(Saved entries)
···

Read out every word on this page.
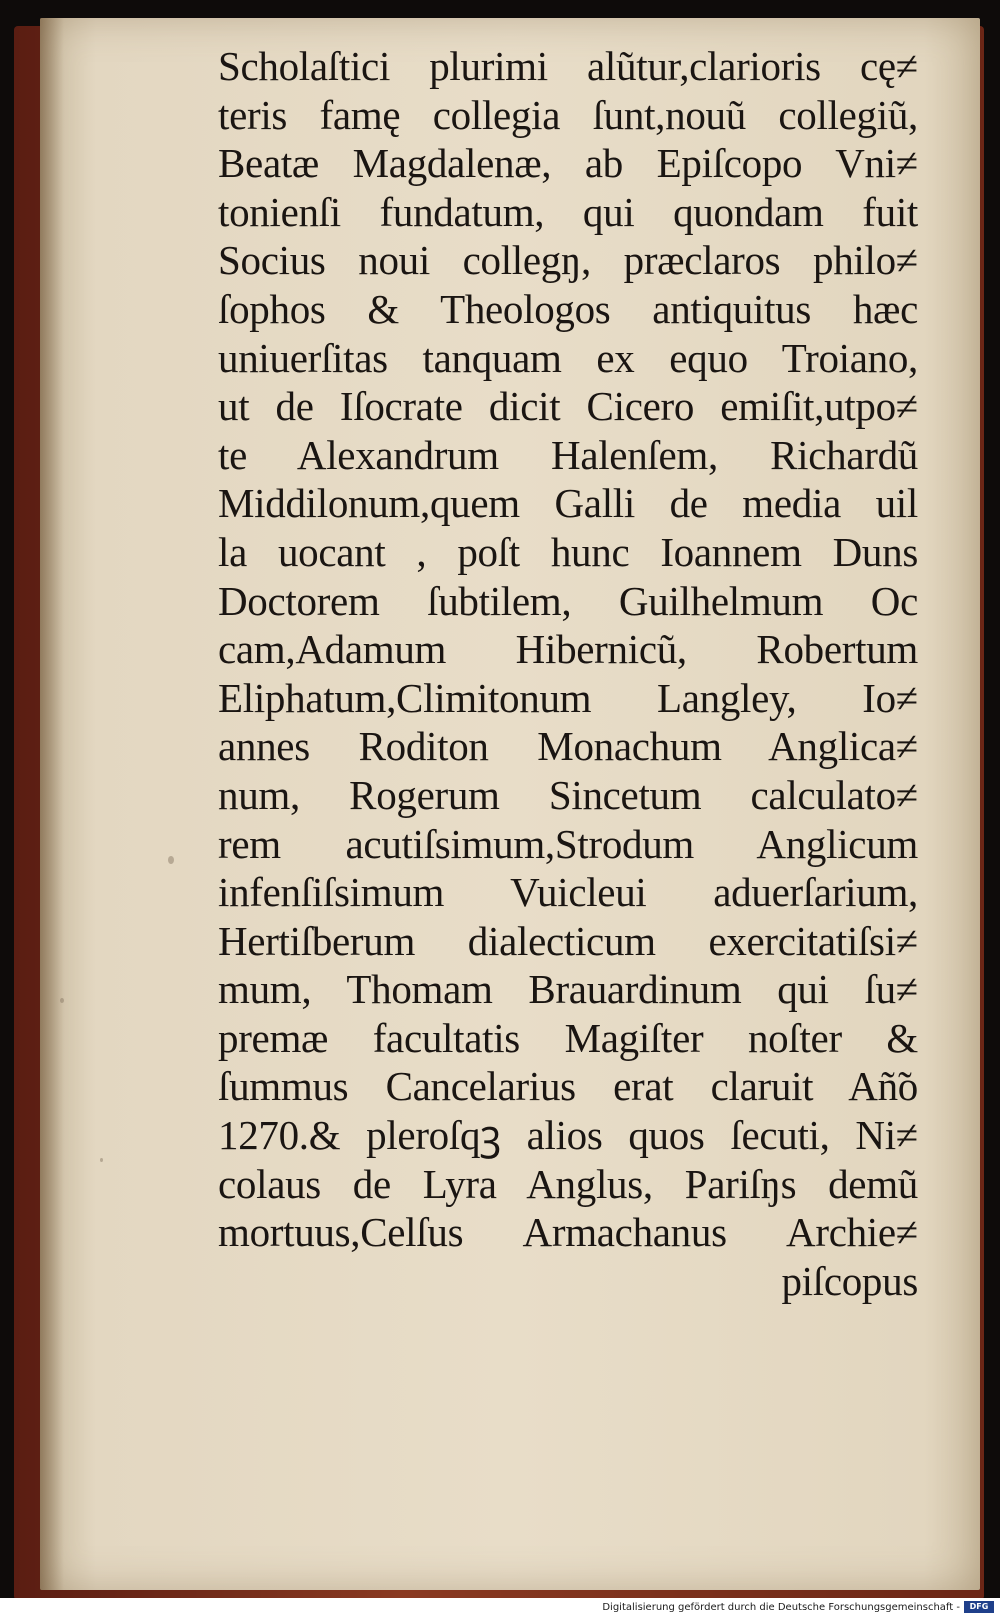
Scholaſtici plurimi alũtur,clarioris cę≠
teris famę collegia ſunt,nouũ collegiũ,
Beatæ Magdalenæ, ab Epiſcopo Vni≠
tonienſi fundatum, qui quondam fuit
Socius noui collegŋ, præclaros philo≠
ſophos & Theologos antiquitus hæc
uniuerſitas tanquam ex equo Troiano,
ut de Iſocrate dicit Cicero emiſit,utpo≠
te Alexandrum Halenſem, Richardũ
Middilonum,quem Galli de media uil
la uocant , poſt hunc Ioannem Duns
Doctorem ſubtilem, Guilhelmum Oc
cam,Adamum Hibernicũ, Robertum
Eliphatum,Climitonum Langley, Io≠
annes Roditon Monachum Anglica≠
num, Rogerum Sincetum calculato≠
rem acutiſsimum,Strodum Anglicum
infenſiſsimum Vuicleui aduerſarium,
Hertiſberum dialecticum exercitatiſsi≠
mum, Thomam Brauardinum qui ſu≠
premæ facultatis Magiſter noſter &
ſummus Cancelarius erat claruit Añ̃o
1270.& pleroſqꝫ alios quos ſecuti, Ni≠
colaus de Lyra Anglus, Pariſŋs demũ
mortuus,Celſus Armachanus Archie≠
piſcopus
Digitalisierung gefördert durch die Deutsche Forschungsgemeinschaft -	DFG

···

• _Written problem_
Quote every record above exactly, omitting any pictures they contain.

• _Answer to this task_
Read out every word on this page.
Scholaſtici plurimi alũtur,clarioris cę≠
teris famę collegia ſunt,nouũ collegiũ,
Beatæ Magdalenæ, ab Epiſcopo Vni≠
tonienſi fundatum, qui quondam fuit
Socius noui collegŋ, præclaros philo≠
ſophos & Theologos antiquitus hæc
uniuerſitas tanquam ex equo Troiano,
ut de Iſocrate dicit Cicero emiſit,utpo≠
te Alexandrum Halenſem, Richardũ
Middilonum,quem Galli de media uil
la uocant , poſt hunc Ioannem Duns
Doctorem ſubtilem, Guilhelmum Oc
cam,Adamum Hibernicũ, Robertum
Eliphatum,Climitonum Langley, Io≠
annes Roditon Monachum Anglica≠
num, Rogerum Sincetum calculato≠
rem acutiſsimum,Strodum Anglicum
infenſiſsimum Vuicleui aduerſarium,
Hertiſberum dialecticum exercitatiſsi≠
mum, Thomam Brauardinum qui ſu≠
premæ facultatis Magiſter noſter &
ſummus Cancelarius erat claruit Añ̃o
1270.& pleroſqꝫ alios quos ſecuti, Ni≠
colaus de Lyra Anglus, Pariſŋs demũ
mortuus,Celſus Armachanus Archie≠
piſcopus
Digitalisierung gefördert durch die Deutsche Forschungsgemeinschaft -	DFG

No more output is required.